■ Entries

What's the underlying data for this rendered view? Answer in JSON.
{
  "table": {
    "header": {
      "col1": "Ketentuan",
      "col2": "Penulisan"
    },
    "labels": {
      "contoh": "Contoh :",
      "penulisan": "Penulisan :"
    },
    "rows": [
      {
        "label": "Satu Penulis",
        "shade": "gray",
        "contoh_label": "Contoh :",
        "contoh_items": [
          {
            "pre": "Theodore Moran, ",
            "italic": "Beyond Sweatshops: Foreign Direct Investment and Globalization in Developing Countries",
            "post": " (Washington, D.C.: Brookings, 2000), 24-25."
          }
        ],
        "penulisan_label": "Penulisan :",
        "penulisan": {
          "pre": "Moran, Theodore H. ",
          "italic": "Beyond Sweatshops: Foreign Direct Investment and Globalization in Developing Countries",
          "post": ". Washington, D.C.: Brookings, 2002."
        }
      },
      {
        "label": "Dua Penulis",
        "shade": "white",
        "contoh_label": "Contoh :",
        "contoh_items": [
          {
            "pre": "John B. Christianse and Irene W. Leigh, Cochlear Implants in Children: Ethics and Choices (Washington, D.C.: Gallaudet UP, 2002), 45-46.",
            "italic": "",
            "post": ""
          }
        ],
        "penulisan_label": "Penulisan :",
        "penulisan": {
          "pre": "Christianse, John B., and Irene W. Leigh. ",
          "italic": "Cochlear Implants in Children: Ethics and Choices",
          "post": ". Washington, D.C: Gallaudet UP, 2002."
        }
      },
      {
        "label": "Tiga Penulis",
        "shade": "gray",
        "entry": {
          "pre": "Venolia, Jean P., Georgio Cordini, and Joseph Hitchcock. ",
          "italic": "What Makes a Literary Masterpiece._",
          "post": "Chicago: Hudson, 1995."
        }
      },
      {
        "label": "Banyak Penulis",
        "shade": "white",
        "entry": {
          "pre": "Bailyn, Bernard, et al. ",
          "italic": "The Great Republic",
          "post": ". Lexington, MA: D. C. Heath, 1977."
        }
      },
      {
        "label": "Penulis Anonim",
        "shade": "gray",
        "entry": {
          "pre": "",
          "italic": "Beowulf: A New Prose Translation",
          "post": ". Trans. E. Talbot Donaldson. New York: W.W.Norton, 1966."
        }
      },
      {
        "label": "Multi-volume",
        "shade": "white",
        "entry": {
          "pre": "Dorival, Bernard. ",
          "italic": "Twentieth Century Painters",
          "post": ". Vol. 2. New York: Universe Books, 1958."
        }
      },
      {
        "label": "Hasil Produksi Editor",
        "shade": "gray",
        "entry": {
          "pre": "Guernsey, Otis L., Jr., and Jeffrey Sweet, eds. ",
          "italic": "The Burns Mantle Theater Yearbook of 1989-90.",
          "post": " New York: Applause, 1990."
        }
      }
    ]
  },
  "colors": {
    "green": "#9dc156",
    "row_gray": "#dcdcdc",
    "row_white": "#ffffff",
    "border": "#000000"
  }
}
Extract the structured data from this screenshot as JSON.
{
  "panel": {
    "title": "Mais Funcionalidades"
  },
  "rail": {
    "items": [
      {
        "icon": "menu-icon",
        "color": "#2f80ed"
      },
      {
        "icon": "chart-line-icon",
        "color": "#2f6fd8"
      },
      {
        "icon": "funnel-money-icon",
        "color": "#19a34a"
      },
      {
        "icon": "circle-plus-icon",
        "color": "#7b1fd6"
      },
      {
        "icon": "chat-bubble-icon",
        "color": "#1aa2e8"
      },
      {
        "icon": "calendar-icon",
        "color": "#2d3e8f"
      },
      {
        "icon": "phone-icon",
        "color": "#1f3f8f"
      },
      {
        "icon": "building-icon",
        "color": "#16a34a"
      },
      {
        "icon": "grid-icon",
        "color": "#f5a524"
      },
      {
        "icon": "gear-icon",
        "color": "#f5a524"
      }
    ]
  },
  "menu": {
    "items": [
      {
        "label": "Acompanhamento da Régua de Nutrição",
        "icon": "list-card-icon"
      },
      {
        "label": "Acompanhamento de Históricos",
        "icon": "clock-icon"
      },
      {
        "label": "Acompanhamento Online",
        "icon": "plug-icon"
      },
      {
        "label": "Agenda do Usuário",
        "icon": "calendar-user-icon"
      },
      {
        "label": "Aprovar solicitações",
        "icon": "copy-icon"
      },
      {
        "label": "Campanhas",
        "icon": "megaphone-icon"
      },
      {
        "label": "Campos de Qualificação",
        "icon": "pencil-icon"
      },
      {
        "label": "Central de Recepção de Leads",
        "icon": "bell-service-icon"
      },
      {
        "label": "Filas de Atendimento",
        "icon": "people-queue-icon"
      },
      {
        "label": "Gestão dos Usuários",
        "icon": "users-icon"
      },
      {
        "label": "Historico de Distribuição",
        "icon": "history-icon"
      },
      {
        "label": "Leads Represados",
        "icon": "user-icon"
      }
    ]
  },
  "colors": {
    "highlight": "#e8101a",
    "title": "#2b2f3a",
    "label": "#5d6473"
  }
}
* * *
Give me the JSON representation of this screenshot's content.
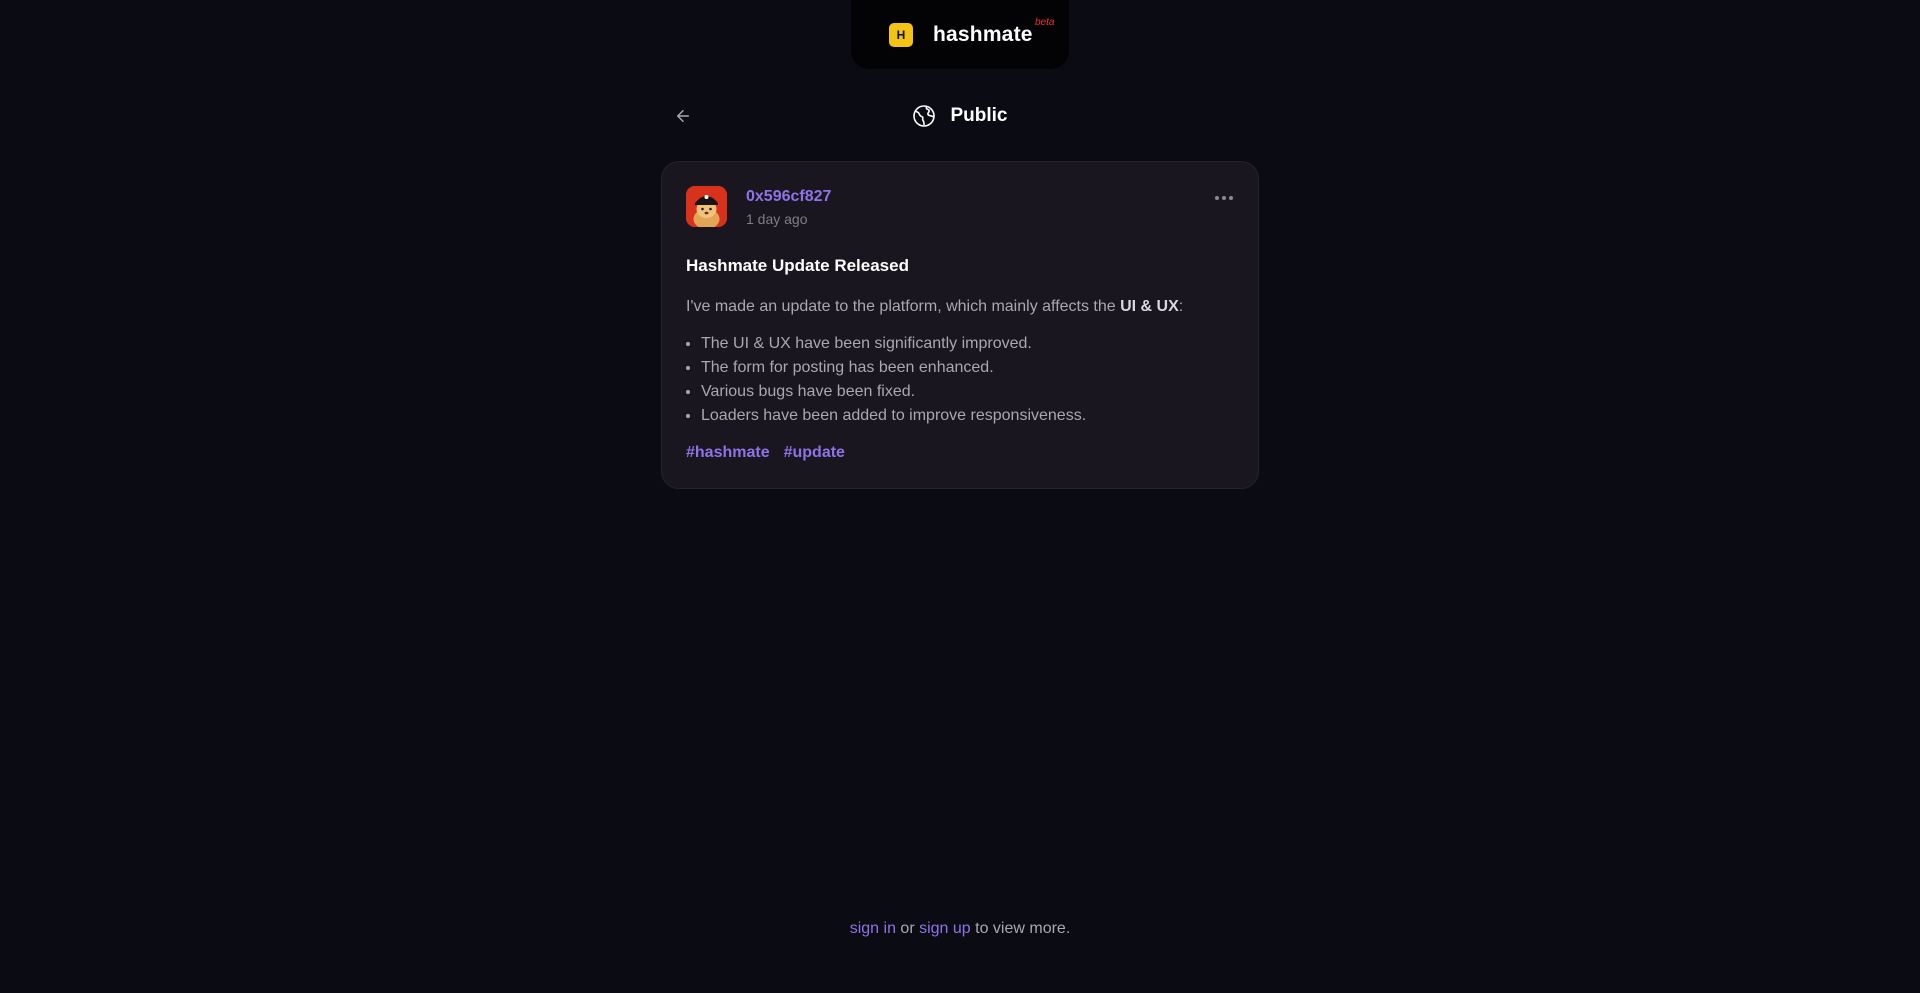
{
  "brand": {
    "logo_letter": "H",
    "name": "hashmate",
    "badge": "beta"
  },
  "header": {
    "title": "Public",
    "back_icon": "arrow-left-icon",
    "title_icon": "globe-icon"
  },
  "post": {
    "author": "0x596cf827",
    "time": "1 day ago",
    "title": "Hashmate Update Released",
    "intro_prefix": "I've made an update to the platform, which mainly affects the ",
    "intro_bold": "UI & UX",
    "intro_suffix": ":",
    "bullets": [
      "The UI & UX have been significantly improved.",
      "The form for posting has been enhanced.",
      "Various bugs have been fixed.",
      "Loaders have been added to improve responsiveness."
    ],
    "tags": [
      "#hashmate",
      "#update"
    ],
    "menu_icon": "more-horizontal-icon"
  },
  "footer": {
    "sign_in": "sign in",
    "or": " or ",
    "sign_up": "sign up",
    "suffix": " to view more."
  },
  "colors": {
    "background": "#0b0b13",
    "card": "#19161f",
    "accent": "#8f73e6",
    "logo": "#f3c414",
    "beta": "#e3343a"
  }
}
--
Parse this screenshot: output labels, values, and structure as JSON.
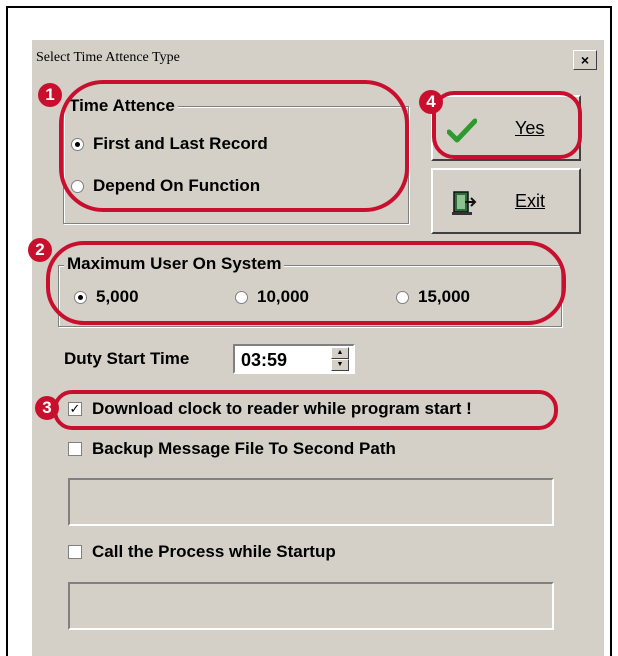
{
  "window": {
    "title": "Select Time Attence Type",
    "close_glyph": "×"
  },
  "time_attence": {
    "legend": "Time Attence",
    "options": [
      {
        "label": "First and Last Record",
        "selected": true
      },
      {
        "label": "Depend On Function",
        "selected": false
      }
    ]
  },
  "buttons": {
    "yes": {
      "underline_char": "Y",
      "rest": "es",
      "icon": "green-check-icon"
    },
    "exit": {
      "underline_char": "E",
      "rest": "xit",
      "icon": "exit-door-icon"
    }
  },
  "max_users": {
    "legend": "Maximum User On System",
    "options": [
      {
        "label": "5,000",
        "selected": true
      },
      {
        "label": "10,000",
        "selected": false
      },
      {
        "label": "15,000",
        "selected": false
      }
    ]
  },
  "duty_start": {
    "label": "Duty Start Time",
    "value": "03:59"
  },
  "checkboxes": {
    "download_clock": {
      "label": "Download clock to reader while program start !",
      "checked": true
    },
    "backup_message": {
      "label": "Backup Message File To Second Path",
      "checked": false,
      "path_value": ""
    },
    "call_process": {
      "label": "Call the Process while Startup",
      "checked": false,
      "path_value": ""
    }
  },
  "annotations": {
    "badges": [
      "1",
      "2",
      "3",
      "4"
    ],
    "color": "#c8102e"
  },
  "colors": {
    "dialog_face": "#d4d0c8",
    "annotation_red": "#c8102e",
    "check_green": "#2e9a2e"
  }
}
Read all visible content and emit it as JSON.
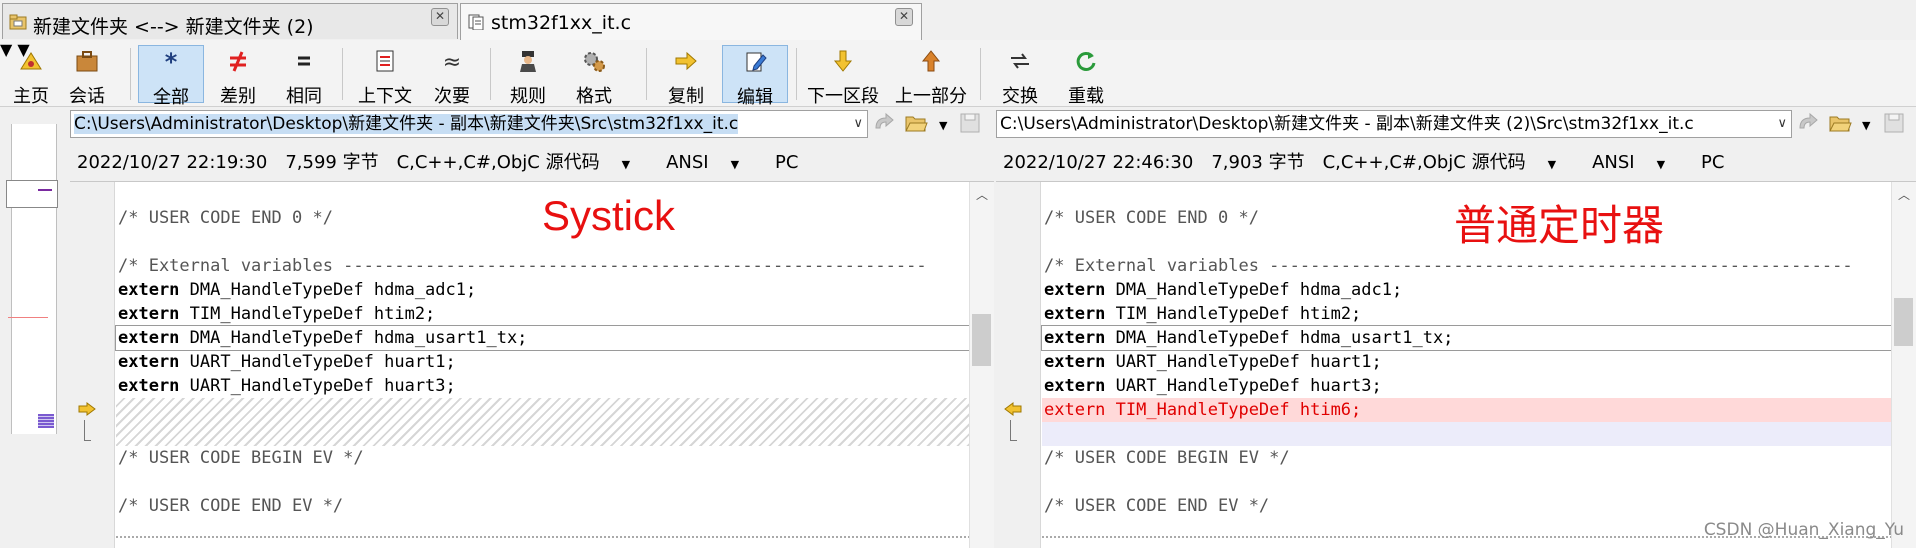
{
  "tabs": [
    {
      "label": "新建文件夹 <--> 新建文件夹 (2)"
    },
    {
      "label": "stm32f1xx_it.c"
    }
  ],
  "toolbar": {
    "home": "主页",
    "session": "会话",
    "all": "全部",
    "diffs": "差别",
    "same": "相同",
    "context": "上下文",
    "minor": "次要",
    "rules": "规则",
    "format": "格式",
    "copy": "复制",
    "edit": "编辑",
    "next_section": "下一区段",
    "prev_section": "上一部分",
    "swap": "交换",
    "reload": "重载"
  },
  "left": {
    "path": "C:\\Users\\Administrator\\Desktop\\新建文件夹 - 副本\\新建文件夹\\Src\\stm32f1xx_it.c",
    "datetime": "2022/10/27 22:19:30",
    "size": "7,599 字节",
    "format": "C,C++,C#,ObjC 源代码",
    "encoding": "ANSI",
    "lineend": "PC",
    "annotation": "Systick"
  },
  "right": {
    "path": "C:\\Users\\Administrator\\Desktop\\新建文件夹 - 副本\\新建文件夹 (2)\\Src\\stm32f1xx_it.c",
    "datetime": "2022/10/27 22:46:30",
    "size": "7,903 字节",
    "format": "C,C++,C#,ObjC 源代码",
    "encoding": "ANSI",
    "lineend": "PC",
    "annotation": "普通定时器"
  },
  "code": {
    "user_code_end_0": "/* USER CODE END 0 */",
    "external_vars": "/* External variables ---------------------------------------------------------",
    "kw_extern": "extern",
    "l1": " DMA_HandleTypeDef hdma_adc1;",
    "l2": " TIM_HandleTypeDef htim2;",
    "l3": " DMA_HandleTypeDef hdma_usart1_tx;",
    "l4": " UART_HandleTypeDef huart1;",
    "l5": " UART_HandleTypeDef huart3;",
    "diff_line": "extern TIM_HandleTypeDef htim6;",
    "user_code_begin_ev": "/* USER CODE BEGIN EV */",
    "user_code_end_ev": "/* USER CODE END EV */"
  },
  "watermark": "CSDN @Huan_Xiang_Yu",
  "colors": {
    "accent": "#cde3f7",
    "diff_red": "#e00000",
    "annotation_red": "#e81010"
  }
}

■ Task directions
Report all lines of the data that include the word "JSON".

■ Final result
What's the underlying data for this rendered view? Answer in JSON.
Extract the structured data from this screenshot as JSON.
Give me the JSON representation of this screenshot's content.
Parse this screenshot: output labels, values, and structure as JSON.
Read all visible content and emit it as JSON.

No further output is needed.